**TASK INPUT:**
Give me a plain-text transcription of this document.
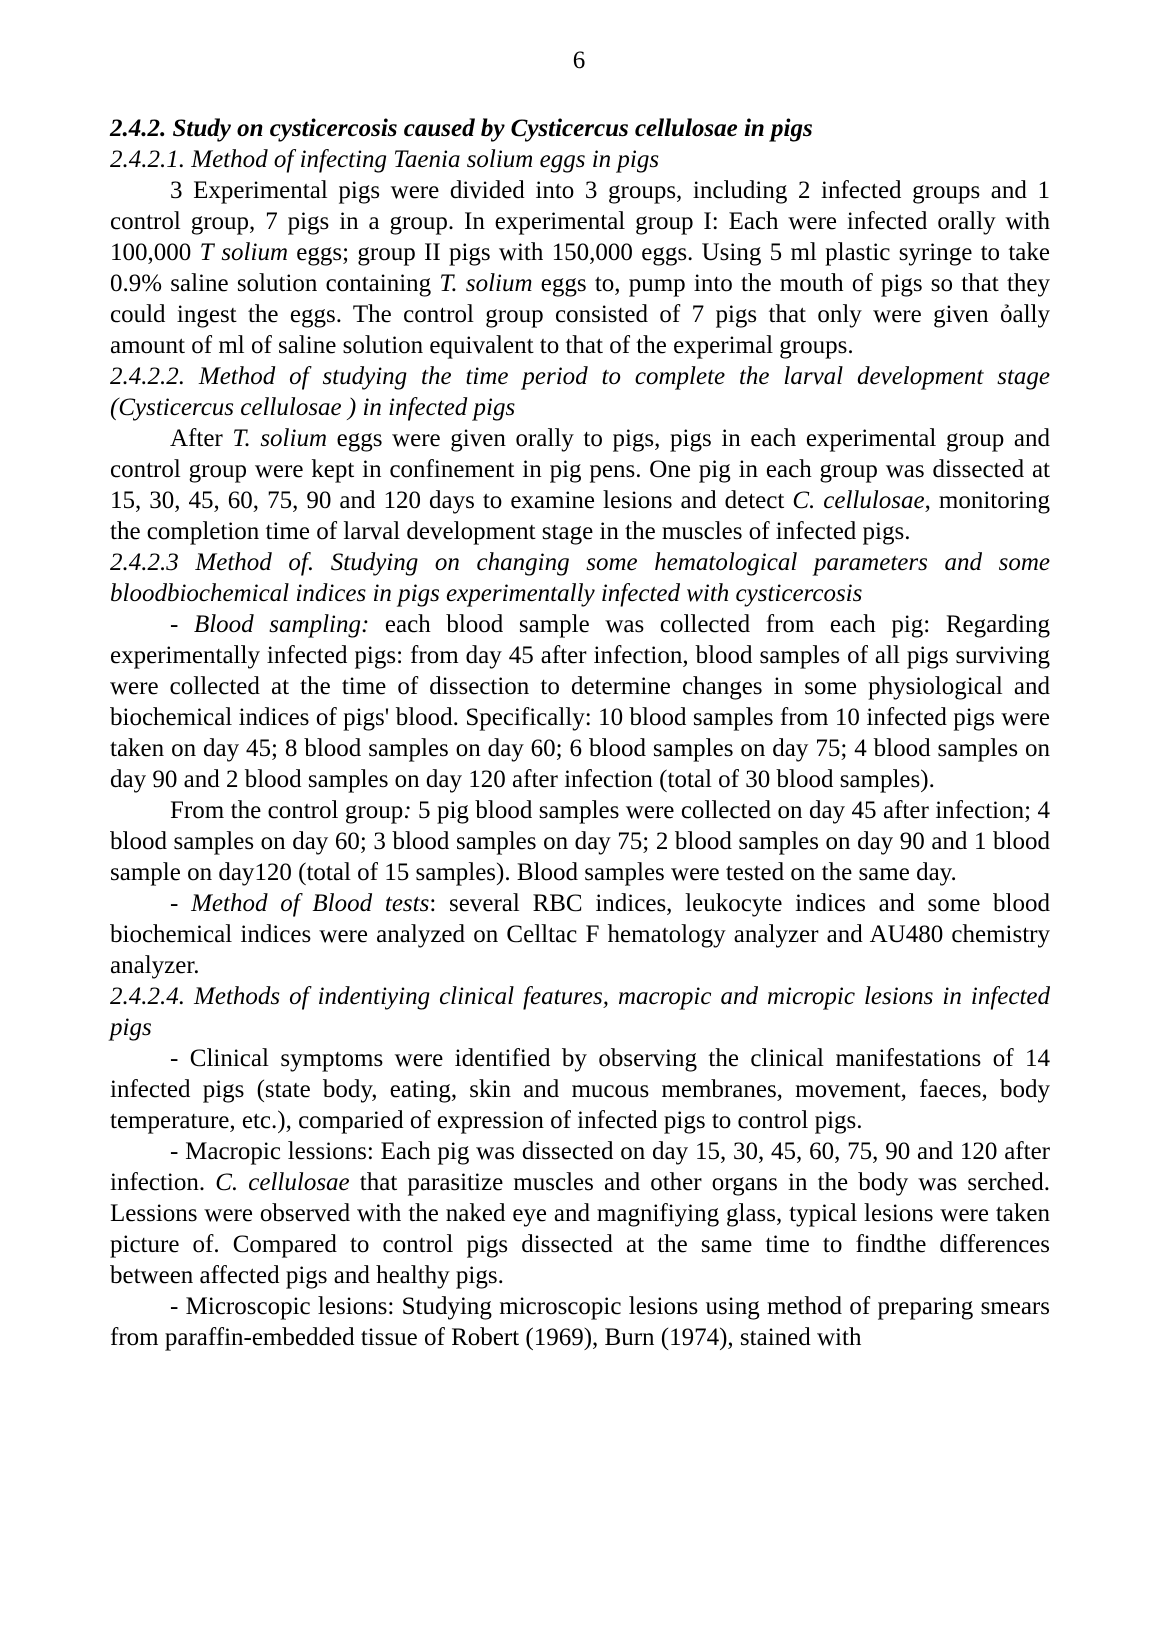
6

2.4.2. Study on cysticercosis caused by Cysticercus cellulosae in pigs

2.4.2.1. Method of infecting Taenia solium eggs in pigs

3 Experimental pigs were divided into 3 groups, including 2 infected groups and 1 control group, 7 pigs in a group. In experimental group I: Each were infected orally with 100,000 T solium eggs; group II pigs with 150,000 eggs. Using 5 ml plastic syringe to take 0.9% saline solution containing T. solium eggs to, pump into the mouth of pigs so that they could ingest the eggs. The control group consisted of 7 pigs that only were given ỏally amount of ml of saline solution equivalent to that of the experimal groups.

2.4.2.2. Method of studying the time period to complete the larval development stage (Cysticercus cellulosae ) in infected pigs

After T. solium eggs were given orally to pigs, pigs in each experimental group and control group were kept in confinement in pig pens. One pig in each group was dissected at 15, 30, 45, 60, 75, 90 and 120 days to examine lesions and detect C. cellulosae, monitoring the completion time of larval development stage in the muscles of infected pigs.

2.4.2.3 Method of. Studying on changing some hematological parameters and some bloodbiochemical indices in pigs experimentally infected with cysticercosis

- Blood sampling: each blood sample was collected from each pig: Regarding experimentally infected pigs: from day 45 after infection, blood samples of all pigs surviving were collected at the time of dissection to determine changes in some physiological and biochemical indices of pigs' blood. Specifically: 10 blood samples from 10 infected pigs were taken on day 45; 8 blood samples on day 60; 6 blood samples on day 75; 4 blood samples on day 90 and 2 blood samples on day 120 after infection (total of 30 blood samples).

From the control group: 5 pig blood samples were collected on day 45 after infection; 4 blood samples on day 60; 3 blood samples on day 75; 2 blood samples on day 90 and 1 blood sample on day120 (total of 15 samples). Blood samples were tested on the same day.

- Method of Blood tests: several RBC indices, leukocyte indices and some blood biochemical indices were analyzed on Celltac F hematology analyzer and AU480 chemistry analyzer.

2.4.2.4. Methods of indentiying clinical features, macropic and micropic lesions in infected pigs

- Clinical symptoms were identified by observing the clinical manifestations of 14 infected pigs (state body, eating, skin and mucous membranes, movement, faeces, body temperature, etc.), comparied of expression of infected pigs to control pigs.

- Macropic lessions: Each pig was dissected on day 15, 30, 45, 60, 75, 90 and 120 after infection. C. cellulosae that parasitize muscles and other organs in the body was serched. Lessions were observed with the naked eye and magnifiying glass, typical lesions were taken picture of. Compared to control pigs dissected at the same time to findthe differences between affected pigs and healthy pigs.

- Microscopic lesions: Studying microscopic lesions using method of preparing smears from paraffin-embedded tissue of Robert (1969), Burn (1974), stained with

**EXERCISE DETAILS:**
Look through the records and gather each line with the word "solium".

**RESULT FOR THIS TASK:**
2.4.2.1. Method of infecting Taenia solium eggs in pigs
3 Experimental pigs were divided into 3 groups, including 2 infected groups and 1 control group, 7 pigs in a group. In experimental group I: Each were infected orally with 100,000 T solium eggs; group II pigs with 150,000 eggs. Using 5 ml plastic syringe to take 0.9% saline solution containing T. solium eggs to, pump into the mouth of pigs so that they could ingest the eggs. The control group consisted of 7 pigs that only were given ỏally amount of ml of saline solution equivalent to that of the experimal groups.
After T. solium eggs were given orally to pigs, pigs in each experimental group and control group were kept in confinement in pig pens. One pig in each group was dissected at 15, 30, 45, 60, 75, 90 and 120 days to examine lesions and detect C. cellulosae, monitoring the completion time of larval development stage in the muscles of infected pigs.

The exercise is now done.